— START OF WORKING DATA —
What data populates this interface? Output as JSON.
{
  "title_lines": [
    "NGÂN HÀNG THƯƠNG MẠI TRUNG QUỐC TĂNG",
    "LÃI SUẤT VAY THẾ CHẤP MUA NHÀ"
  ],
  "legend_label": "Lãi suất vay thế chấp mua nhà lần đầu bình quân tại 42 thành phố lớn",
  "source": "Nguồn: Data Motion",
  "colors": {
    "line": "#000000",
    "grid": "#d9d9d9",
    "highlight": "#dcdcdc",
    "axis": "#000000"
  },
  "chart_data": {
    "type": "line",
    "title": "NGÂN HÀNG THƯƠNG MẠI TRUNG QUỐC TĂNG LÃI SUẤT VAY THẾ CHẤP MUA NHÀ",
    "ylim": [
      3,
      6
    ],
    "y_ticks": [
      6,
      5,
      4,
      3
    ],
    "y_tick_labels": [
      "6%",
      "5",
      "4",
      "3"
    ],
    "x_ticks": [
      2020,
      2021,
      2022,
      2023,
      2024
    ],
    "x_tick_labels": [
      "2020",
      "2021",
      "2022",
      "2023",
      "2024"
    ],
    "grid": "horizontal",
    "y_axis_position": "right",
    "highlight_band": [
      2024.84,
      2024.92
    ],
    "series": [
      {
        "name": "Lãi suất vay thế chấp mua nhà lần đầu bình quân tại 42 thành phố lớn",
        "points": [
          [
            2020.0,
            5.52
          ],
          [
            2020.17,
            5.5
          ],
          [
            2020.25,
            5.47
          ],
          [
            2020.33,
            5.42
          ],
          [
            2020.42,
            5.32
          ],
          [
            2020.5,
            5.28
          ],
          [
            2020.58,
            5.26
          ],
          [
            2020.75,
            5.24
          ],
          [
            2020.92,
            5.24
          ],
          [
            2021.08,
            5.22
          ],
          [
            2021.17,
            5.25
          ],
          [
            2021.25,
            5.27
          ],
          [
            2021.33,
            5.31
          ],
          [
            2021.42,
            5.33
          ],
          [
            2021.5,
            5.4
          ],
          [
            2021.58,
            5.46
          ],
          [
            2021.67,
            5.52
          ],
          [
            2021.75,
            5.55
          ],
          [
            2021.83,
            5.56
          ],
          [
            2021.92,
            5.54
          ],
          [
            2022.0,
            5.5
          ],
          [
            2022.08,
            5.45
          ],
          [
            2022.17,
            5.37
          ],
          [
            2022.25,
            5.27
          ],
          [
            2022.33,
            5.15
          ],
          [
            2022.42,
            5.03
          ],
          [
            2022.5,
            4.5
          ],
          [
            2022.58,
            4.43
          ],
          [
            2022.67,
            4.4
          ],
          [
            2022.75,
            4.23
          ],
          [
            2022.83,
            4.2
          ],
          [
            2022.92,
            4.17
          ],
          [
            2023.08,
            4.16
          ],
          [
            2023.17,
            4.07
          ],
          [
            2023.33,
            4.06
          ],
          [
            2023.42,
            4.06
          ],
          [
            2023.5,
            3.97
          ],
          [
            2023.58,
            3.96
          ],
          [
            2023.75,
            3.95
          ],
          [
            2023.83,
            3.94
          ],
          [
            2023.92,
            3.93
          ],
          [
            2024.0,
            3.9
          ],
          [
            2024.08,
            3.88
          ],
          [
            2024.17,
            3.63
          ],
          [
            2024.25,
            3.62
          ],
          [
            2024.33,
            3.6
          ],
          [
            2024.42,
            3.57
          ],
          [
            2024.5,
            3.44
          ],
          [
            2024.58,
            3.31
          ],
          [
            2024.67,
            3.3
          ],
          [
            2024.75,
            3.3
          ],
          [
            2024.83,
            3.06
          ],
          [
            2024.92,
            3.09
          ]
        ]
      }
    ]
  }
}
— END OF WORKING DATA —
• _WRITTEN EXERCISE_:
All the data must be duplicated exactly, with nothing added or removed.

• _ANSWER TO THE TASK_:
What data populates this interface? Output as JSON.
{
  "title_lines": [
    "NGÂN HÀNG THƯƠNG MẠI TRUNG QUỐC TĂNG",
    "LÃI SUẤT VAY THẾ CHẤP MUA NHÀ"
  ],
  "legend_label": "Lãi suất vay thế chấp mua nhà lần đầu bình quân tại 42 thành phố lớn",
  "source": "Nguồn: Data Motion",
  "colors": {
    "line": "#000000",
    "grid": "#d9d9d9",
    "highlight": "#dcdcdc",
    "axis": "#000000"
  },
  "chart_data": {
    "type": "line",
    "title": "NGÂN HÀNG THƯƠNG MẠI TRUNG QUỐC TĂNG LÃI SUẤT VAY THẾ CHẤP MUA NHÀ",
    "ylim": [
      3,
      6
    ],
    "y_ticks": [
      6,
      5,
      4,
      3
    ],
    "y_tick_labels": [
      "6%",
      "5",
      "4",
      "3"
    ],
    "x_ticks": [
      2020,
      2021,
      2022,
      2023,
      2024
    ],
    "x_tick_labels": [
      "2020",
      "2021",
      "2022",
      "2023",
      "2024"
    ],
    "grid": "horizontal",
    "y_axis_position": "right",
    "highlight_band": [
      2024.84,
      2024.92
    ],
    "series": [
      {
        "name": "Lãi suất vay thế chấp mua nhà lần đầu bình quân tại 42 thành phố lớn",
        "points": [
          [
            2020.0,
            5.52
          ],
          [
            2020.17,
            5.5
          ],
          [
            2020.25,
            5.47
          ],
          [
            2020.33,
            5.42
          ],
          [
            2020.42,
            5.32
          ],
          [
            2020.5,
            5.28
          ],
          [
            2020.58,
            5.26
          ],
          [
            2020.75,
            5.24
          ],
          [
            2020.92,
            5.24
          ],
          [
            2021.08,
            5.22
          ],
          [
            2021.17,
            5.25
          ],
          [
            2021.25,
            5.27
          ],
          [
            2021.33,
            5.31
          ],
          [
            2021.42,
            5.33
          ],
          [
            2021.5,
            5.4
          ],
          [
            2021.58,
            5.46
          ],
          [
            2021.67,
            5.52
          ],
          [
            2021.75,
            5.55
          ],
          [
            2021.83,
            5.56
          ],
          [
            2021.92,
            5.54
          ],
          [
            2022.0,
            5.5
          ],
          [
            2022.08,
            5.45
          ],
          [
            2022.17,
            5.37
          ],
          [
            2022.25,
            5.27
          ],
          [
            2022.33,
            5.15
          ],
          [
            2022.42,
            5.03
          ],
          [
            2022.5,
            4.5
          ],
          [
            2022.58,
            4.43
          ],
          [
            2022.67,
            4.4
          ],
          [
            2022.75,
            4.23
          ],
          [
            2022.83,
            4.2
          ],
          [
            2022.92,
            4.17
          ],
          [
            2023.08,
            4.16
          ],
          [
            2023.17,
            4.07
          ],
          [
            2023.33,
            4.06
          ],
          [
            2023.42,
            4.06
          ],
          [
            2023.5,
            3.97
          ],
          [
            2023.58,
            3.96
          ],
          [
            2023.75,
            3.95
          ],
          [
            2023.83,
            3.94
          ],
          [
            2023.92,
            3.93
          ],
          [
            2024.0,
            3.9
          ],
          [
            2024.08,
            3.88
          ],
          [
            2024.17,
            3.63
          ],
          [
            2024.25,
            3.62
          ],
          [
            2024.33,
            3.6
          ],
          [
            2024.42,
            3.57
          ],
          [
            2024.5,
            3.44
          ],
          [
            2024.58,
            3.31
          ],
          [
            2024.67,
            3.3
          ],
          [
            2024.75,
            3.3
          ],
          [
            2024.83,
            3.06
          ],
          [
            2024.92,
            3.09
          ]
        ]
      }
    ]
  }
}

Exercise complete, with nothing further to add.